EXERCISE
Count how many lines have the word "отбора" in them. Reply with that number by itself.

EXERCISE INPUTS
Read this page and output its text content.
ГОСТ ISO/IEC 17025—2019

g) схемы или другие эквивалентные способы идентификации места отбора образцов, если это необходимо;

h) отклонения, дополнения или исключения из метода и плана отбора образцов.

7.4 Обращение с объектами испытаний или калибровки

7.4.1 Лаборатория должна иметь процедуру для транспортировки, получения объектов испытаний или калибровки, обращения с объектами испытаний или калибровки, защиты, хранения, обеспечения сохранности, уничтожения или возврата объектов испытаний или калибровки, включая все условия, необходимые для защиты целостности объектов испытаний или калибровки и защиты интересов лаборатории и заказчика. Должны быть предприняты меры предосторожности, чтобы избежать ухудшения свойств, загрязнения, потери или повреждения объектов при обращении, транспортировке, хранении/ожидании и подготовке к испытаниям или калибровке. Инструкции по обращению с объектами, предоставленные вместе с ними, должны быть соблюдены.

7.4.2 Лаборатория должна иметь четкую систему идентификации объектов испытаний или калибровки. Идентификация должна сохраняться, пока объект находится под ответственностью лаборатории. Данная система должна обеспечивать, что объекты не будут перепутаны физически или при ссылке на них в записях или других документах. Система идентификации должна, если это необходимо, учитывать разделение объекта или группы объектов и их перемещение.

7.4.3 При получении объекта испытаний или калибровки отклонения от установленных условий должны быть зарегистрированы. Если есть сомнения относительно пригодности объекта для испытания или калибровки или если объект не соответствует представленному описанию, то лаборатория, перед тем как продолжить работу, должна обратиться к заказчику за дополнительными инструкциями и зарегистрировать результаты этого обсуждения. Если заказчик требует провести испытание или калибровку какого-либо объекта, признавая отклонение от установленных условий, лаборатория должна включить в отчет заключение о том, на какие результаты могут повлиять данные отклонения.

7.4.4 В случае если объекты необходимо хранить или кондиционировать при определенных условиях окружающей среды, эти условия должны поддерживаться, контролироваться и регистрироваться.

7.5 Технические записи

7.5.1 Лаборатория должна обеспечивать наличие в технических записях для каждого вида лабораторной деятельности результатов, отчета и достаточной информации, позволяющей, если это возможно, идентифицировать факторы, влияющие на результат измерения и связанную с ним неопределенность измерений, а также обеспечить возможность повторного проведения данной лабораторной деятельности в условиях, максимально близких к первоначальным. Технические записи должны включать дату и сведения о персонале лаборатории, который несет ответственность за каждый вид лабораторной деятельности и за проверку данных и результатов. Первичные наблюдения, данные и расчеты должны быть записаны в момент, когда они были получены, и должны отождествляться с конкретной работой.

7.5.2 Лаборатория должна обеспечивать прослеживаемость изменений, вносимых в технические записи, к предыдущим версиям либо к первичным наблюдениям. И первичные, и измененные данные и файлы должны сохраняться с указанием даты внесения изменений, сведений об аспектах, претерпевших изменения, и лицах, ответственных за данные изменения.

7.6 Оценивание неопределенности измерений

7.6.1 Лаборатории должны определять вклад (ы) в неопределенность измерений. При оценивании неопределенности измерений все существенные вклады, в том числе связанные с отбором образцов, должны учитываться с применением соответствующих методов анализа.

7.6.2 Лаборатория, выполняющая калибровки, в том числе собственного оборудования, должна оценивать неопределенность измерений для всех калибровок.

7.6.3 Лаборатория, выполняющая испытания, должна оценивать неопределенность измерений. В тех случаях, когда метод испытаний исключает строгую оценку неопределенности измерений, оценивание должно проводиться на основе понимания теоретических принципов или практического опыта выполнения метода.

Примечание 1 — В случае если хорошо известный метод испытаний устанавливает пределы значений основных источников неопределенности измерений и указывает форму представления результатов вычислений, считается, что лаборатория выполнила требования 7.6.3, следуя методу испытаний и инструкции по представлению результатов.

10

ANSWER BELOW
2